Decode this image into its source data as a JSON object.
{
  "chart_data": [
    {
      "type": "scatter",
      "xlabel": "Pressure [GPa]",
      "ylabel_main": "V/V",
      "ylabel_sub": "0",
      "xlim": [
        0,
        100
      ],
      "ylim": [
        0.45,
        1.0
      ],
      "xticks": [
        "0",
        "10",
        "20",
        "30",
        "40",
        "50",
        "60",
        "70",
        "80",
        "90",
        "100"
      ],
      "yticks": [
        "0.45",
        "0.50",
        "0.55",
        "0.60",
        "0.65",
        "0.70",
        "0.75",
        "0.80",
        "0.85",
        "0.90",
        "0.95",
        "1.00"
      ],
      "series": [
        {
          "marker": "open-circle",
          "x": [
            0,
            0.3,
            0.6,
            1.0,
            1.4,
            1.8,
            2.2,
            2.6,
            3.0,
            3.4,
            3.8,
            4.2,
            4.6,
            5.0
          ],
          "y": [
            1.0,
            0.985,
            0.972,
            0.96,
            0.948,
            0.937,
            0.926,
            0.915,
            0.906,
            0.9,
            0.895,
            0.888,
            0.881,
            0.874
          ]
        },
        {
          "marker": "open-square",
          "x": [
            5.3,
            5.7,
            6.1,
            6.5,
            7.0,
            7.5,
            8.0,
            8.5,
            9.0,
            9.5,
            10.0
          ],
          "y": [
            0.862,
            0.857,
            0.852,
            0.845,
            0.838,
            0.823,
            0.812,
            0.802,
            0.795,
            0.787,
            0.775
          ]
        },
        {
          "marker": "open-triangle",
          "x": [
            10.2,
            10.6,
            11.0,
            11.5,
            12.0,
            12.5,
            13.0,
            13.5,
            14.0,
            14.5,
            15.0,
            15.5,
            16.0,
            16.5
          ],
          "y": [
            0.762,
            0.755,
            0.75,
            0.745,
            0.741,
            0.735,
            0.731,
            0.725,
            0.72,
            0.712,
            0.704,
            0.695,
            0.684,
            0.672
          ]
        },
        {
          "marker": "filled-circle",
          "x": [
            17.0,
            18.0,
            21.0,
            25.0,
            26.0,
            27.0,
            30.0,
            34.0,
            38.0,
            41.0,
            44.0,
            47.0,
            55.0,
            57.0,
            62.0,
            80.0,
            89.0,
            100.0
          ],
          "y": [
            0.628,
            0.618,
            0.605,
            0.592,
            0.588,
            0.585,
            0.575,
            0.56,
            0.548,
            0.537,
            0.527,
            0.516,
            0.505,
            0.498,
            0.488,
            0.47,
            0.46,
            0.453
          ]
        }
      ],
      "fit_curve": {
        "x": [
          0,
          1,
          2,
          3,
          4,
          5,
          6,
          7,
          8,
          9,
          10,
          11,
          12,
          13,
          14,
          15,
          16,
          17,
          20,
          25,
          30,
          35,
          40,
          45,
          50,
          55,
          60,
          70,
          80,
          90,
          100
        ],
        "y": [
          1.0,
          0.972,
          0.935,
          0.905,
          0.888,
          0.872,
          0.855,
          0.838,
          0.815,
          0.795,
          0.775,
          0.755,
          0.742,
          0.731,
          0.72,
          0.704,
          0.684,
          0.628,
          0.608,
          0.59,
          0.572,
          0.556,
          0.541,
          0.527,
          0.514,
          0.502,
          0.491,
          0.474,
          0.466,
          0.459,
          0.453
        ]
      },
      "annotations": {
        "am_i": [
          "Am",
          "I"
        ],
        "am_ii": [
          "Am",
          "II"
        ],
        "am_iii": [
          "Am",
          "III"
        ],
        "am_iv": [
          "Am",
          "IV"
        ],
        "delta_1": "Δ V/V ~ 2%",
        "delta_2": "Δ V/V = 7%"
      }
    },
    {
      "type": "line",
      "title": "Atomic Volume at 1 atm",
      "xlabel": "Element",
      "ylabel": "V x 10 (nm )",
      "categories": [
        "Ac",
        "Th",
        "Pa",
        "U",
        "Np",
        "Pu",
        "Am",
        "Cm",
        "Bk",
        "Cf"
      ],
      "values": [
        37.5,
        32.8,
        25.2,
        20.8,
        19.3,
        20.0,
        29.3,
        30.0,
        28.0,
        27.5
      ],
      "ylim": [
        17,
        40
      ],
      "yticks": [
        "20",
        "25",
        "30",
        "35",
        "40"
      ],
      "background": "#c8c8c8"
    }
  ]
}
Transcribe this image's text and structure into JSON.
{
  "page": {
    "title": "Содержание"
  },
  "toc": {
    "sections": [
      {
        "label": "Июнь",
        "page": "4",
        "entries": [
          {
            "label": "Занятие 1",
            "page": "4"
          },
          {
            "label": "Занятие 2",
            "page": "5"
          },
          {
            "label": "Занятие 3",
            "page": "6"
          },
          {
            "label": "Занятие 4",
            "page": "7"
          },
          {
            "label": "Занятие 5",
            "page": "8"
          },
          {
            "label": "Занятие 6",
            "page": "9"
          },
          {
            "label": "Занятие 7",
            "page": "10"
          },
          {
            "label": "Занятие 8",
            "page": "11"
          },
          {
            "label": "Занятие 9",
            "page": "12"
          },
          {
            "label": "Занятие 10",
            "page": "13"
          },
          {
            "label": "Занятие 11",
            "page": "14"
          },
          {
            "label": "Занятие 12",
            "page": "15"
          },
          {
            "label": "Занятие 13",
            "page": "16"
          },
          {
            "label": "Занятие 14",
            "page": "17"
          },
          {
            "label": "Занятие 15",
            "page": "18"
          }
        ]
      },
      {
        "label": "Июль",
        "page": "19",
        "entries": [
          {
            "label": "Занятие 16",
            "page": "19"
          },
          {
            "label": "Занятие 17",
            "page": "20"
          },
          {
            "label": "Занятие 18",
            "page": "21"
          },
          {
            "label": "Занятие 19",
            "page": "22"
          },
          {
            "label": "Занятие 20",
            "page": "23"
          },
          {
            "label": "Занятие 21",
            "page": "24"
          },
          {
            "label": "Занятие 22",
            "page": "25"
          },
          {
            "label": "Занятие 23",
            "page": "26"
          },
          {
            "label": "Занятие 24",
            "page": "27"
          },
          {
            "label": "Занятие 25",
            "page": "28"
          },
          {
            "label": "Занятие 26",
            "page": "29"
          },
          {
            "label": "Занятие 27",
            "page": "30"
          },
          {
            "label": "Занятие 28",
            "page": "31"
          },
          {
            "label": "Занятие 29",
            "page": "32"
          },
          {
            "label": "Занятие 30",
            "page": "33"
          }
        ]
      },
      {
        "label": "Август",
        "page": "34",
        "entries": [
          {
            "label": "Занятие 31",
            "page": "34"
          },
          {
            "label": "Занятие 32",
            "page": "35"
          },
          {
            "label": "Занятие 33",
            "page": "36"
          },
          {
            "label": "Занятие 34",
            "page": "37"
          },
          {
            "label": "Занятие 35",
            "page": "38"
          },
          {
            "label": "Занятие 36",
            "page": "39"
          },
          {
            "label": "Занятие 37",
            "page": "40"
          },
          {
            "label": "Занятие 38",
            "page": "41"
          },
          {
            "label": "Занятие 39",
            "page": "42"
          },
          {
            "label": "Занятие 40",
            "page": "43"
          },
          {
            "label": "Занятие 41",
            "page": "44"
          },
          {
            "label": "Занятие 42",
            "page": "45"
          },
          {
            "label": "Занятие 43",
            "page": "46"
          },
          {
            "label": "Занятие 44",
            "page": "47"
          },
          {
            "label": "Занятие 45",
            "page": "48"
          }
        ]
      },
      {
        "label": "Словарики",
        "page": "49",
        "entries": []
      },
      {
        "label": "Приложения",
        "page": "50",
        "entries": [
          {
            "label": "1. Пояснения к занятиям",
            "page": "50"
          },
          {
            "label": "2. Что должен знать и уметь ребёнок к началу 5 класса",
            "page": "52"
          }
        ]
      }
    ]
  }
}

### Given problem
Retype the data in full and match it exactly.

### Response below
Decode this image into its source data as a JSON object.
{
  "chart_data": [
    {
      "type": "scatter",
      "xlabel": "Pressure [GPa]",
      "ylabel_main": "V/V",
      "ylabel_sub": "0",
      "xlim": [
        0,
        100
      ],
      "ylim": [
        0.45,
        1.0
      ],
      "xticks": [
        "0",
        "10",
        "20",
        "30",
        "40",
        "50",
        "60",
        "70",
        "80",
        "90",
        "100"
      ],
      "yticks": [
        "0.45",
        "0.50",
        "0.55",
        "0.60",
        "0.65",
        "0.70",
        "0.75",
        "0.80",
        "0.85",
        "0.90",
        "0.95",
        "1.00"
      ],
      "series": [
        {
          "marker": "open-circle",
          "x": [
            0,
            0.3,
            0.6,
            1.0,
            1.4,
            1.8,
            2.2,
            2.6,
            3.0,
            3.4,
            3.8,
            4.2,
            4.6,
            5.0
          ],
          "y": [
            1.0,
            0.985,
            0.972,
            0.96,
            0.948,
            0.937,
            0.926,
            0.915,
            0.906,
            0.9,
            0.895,
            0.888,
            0.881,
            0.874
          ]
        },
        {
          "marker": "open-square",
          "x": [
            5.3,
            5.7,
            6.1,
            6.5,
            7.0,
            7.5,
            8.0,
            8.5,
            9.0,
            9.5,
            10.0
          ],
          "y": [
            0.862,
            0.857,
            0.852,
            0.845,
            0.838,
            0.823,
            0.812,
            0.802,
            0.795,
            0.787,
            0.775
          ]
        },
        {
          "marker": "open-triangle",
          "x": [
            10.2,
            10.6,
            11.0,
            11.5,
            12.0,
            12.5,
            13.0,
            13.5,
            14.0,
            14.5,
            15.0,
            15.5,
            16.0,
            16.5
          ],
          "y": [
            0.762,
            0.755,
            0.75,
            0.745,
            0.741,
            0.735,
            0.731,
            0.725,
            0.72,
            0.712,
            0.704,
            0.695,
            0.684,
            0.672
          ]
        },
        {
          "marker": "filled-circle",
          "x": [
            17.0,
            18.0,
            21.0,
            25.0,
            26.0,
            27.0,
            30.0,
            34.0,
            38.0,
            41.0,
            44.0,
            47.0,
            55.0,
            57.0,
            62.0,
            80.0,
            89.0,
            100.0
          ],
          "y": [
            0.628,
            0.618,
            0.605,
            0.592,
            0.588,
            0.585,
            0.575,
            0.56,
            0.548,
            0.537,
            0.527,
            0.516,
            0.505,
            0.498,
            0.488,
            0.47,
            0.46,
            0.453
          ]
        }
      ],
      "fit_curve": {
        "x": [
          0,
          1,
          2,
          3,
          4,
          5,
          6,
          7,
          8,
          9,
          10,
          11,
          12,
          13,
          14,
          15,
          16,
          17,
          20,
          25,
          30,
          35,
          40,
          45,
          50,
          55,
          60,
          70,
          80,
          90,
          100
        ],
        "y": [
          1.0,
          0.972,
          0.935,
          0.905,
          0.888,
          0.872,
          0.855,
          0.838,
          0.815,
          0.795,
          0.775,
          0.755,
          0.742,
          0.731,
          0.72,
          0.704,
          0.684,
          0.628,
          0.608,
          0.59,
          0.572,
          0.556,
          0.541,
          0.527,
          0.514,
          0.502,
          0.491,
          0.474,
          0.466,
          0.459,
          0.453
        ]
      },
      "annotations": {
        "am_i": [
          "Am",
          "I"
        ],
        "am_ii": [
          "Am",
          "II"
        ],
        "am_iii": [
          "Am",
          "III"
        ],
        "am_iv": [
          "Am",
          "IV"
        ],
        "delta_1": "Δ V/V ~ 2%",
        "delta_2": "Δ V/V = 7%"
      }
    },
    {
      "type": "line",
      "title": "Atomic Volume at 1 atm",
      "xlabel": "Element",
      "ylabel": "V x 10 (nm )",
      "categories": [
        "Ac",
        "Th",
        "Pa",
        "U",
        "Np",
        "Pu",
        "Am",
        "Cm",
        "Bk",
        "Cf"
      ],
      "values": [
        37.5,
        32.8,
        25.2,
        20.8,
        19.3,
        20.0,
        29.3,
        30.0,
        28.0,
        27.5
      ],
      "ylim": [
        17,
        40
      ],
      "yticks": [
        "20",
        "25",
        "30",
        "35",
        "40"
      ],
      "background": "#c8c8c8"
    }
  ]
}
Transcribe this image's text and structure into JSON.
{
  "page": {
    "title": "Содержание"
  },
  "toc": {
    "sections": [
      {
        "label": "Июнь",
        "page": "4",
        "entries": [
          {
            "label": "Занятие 1",
            "page": "4"
          },
          {
            "label": "Занятие 2",
            "page": "5"
          },
          {
            "label": "Занятие 3",
            "page": "6"
          },
          {
            "label": "Занятие 4",
            "page": "7"
          },
          {
            "label": "Занятие 5",
            "page": "8"
          },
          {
            "label": "Занятие 6",
            "page": "9"
          },
          {
            "label": "Занятие 7",
            "page": "10"
          },
          {
            "label": "Занятие 8",
            "page": "11"
          },
          {
            "label": "Занятие 9",
            "page": "12"
          },
          {
            "label": "Занятие 10",
            "page": "13"
          },
          {
            "label": "Занятие 11",
            "page": "14"
          },
          {
            "label": "Занятие 12",
            "page": "15"
          },
          {
            "label": "Занятие 13",
            "page": "16"
          },
          {
            "label": "Занятие 14",
            "page": "17"
          },
          {
            "label": "Занятие 15",
            "page": "18"
          }
        ]
      },
      {
        "label": "Июль",
        "page": "19",
        "entries": [
          {
            "label": "Занятие 16",
            "page": "19"
          },
          {
            "label": "Занятие 17",
            "page": "20"
          },
          {
            "label": "Занятие 18",
            "page": "21"
          },
          {
            "label": "Занятие 19",
            "page": "22"
          },
          {
            "label": "Занятие 20",
            "page": "23"
          },
          {
            "label": "Занятие 21",
            "page": "24"
          },
          {
            "label": "Занятие 22",
            "page": "25"
          },
          {
            "label": "Занятие 23",
            "page": "26"
          },
          {
            "label": "Занятие 24",
            "page": "27"
          },
          {
            "label": "Занятие 25",
            "page": "28"
          },
          {
            "label": "Занятие 26",
            "page": "29"
          },
          {
            "label": "Занятие 27",
            "page": "30"
          },
          {
            "label": "Занятие 28",
            "page": "31"
          },
          {
            "label": "Занятие 29",
            "page": "32"
          },
          {
            "label": "Занятие 30",
            "page": "33"
          }
        ]
      },
      {
        "label": "Август",
        "page": "34",
        "entries": [
          {
            "label": "Занятие 31",
            "page": "34"
          },
          {
            "label": "Занятие 32",
            "page": "35"
          },
          {
            "label": "Занятие 33",
            "page": "36"
          },
          {
            "label": "Занятие 34",
            "page": "37"
          },
          {
            "label": "Занятие 35",
            "page": "38"
          },
          {
            "label": "Занятие 36",
            "page": "39"
          },
          {
            "label": "Занятие 37",
            "page": "40"
          },
          {
            "label": "Занятие 38",
            "page": "41"
          },
          {
            "label": "Занятие 39",
            "page": "42"
          },
          {
            "label": "Занятие 40",
            "page": "43"
          },
          {
            "label": "Занятие 41",
            "page": "44"
          },
          {
            "label": "Занятие 42",
            "page": "45"
          },
          {
            "label": "Занятие 43",
            "page": "46"
          },
          {
            "label": "Занятие 44",
            "page": "47"
          },
          {
            "label": "Занятие 45",
            "page": "48"
          }
        ]
      },
      {
        "label": "Словарики",
        "page": "49",
        "entries": []
      },
      {
        "label": "Приложения",
        "page": "50",
        "entries": [
          {
            "label": "1. Пояснения к занятиям",
            "page": "50"
          },
          {
            "label": "2. Что должен знать и уметь ребёнок к началу 5 класса",
            "page": "52"
          }
        ]
      }
    ]
  }
}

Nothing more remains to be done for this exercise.